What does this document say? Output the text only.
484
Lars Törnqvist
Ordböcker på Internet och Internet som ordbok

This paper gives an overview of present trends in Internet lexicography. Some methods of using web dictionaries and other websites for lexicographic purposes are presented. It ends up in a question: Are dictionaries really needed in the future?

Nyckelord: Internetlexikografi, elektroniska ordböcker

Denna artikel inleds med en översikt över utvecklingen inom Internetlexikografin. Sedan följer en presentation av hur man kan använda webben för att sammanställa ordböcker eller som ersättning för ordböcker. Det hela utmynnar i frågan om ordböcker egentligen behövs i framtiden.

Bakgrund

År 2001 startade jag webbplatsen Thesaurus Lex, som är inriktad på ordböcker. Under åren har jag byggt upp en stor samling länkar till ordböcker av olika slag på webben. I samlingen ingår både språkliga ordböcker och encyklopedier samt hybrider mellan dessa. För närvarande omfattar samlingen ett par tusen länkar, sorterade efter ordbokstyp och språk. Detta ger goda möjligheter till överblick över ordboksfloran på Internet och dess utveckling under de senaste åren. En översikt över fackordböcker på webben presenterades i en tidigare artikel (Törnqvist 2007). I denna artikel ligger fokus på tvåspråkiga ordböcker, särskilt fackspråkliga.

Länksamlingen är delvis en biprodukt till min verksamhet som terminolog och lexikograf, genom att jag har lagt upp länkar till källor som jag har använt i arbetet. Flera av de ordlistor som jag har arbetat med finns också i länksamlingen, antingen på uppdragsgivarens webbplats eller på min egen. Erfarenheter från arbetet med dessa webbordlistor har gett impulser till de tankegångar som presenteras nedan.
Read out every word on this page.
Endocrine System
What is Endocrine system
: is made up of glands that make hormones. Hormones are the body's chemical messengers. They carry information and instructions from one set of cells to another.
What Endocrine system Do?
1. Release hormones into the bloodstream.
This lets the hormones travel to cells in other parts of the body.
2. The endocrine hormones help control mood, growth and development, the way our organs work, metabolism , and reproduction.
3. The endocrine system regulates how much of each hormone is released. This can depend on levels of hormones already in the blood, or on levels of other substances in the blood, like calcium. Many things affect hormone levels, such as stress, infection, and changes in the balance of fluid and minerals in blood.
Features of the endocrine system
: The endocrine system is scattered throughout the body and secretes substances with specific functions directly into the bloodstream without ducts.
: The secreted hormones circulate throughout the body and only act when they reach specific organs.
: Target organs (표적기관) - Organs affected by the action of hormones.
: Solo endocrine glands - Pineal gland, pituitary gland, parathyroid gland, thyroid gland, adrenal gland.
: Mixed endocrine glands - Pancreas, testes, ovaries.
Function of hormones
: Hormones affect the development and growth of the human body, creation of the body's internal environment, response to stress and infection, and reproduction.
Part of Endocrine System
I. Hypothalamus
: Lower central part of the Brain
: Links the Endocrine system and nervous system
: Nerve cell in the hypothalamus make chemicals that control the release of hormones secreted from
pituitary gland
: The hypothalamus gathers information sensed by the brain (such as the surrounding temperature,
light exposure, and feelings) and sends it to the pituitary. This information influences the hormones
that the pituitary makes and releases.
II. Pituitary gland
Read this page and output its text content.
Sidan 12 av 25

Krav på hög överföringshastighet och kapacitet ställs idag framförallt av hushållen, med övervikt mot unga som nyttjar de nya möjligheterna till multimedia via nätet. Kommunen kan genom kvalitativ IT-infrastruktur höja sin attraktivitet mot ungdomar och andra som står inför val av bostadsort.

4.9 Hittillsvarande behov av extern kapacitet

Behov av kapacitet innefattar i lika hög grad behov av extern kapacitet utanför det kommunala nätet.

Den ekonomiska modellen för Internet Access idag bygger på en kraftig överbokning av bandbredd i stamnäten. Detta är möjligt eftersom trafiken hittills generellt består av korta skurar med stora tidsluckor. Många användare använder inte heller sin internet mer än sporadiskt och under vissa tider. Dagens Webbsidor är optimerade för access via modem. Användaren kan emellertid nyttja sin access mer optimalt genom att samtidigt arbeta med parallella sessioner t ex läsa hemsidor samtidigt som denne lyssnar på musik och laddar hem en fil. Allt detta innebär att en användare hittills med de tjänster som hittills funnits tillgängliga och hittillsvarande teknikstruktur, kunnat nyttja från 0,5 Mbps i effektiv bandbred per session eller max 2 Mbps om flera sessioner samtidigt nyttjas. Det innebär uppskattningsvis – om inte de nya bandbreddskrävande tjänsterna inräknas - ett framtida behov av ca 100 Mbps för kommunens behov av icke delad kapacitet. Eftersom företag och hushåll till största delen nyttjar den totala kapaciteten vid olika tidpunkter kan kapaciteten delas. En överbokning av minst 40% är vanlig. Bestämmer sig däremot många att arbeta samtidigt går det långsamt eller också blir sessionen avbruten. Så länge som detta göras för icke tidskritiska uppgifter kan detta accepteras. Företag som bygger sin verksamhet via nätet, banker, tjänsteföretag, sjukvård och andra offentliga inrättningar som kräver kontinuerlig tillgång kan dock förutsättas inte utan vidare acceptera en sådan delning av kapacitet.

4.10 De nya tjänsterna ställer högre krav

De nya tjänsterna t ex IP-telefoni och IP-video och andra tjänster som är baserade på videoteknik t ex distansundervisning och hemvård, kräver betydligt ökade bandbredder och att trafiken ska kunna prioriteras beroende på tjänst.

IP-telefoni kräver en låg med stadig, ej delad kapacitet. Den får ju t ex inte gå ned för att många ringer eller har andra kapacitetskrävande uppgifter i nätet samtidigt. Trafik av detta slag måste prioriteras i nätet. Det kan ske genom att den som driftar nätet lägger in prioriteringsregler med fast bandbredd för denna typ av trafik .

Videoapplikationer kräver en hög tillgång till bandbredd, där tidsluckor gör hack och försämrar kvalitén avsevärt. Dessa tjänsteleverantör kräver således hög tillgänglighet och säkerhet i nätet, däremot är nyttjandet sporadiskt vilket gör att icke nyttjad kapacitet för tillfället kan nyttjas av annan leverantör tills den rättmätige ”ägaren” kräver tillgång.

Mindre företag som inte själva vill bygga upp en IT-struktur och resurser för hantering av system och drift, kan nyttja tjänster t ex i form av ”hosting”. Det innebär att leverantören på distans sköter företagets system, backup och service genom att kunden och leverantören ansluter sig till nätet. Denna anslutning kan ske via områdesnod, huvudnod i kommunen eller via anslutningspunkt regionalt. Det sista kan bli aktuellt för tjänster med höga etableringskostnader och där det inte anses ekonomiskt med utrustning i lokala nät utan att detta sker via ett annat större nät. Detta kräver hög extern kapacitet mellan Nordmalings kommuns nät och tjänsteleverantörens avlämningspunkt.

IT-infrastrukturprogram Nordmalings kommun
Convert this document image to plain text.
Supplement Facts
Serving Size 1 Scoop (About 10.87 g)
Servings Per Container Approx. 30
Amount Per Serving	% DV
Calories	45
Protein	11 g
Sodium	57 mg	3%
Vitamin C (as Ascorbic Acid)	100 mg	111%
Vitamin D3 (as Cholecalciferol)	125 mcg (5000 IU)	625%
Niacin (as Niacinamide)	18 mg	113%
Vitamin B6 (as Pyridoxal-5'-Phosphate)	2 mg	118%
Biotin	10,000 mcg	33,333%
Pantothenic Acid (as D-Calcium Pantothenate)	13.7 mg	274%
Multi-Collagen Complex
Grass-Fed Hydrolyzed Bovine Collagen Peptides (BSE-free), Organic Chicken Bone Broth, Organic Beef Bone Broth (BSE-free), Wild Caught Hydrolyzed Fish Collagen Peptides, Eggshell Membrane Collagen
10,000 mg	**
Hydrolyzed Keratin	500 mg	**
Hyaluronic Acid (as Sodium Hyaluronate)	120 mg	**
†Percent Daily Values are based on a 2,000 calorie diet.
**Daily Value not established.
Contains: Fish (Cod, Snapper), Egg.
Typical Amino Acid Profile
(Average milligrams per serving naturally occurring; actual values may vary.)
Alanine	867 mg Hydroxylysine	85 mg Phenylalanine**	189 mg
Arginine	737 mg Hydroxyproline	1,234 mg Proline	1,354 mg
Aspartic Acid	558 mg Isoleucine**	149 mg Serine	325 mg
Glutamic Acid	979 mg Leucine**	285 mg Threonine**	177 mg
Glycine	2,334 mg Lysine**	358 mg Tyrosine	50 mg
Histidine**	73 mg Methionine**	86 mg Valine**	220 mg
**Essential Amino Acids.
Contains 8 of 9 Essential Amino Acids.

◇ ◇ ◇ ◇ ◇

Which lines of the listing above hold the word "telefoni"? Copy each of them.

De nya tjänsterna t ex IP-telefoni och IP-video och andra tjänster som är baserade på videoteknik t ex distansundervisning och hemvård, kräver betydligt ökade bandbredder och att trafiken ska kunna prioriteras beroende på tjänst.
IP-telefoni kräver en låg med stadig, ej delad kapacitet. Den får ju t ex inte gå ned för att många ringer eller har andra kapacitetskrävande uppgifter i nätet samtidigt. Trafik av detta slag måste prioriteras i nätet. Det kan ske genom att den som driftar nätet lägger in prioriteringsregler med fast bandbredd för denna typ av trafik .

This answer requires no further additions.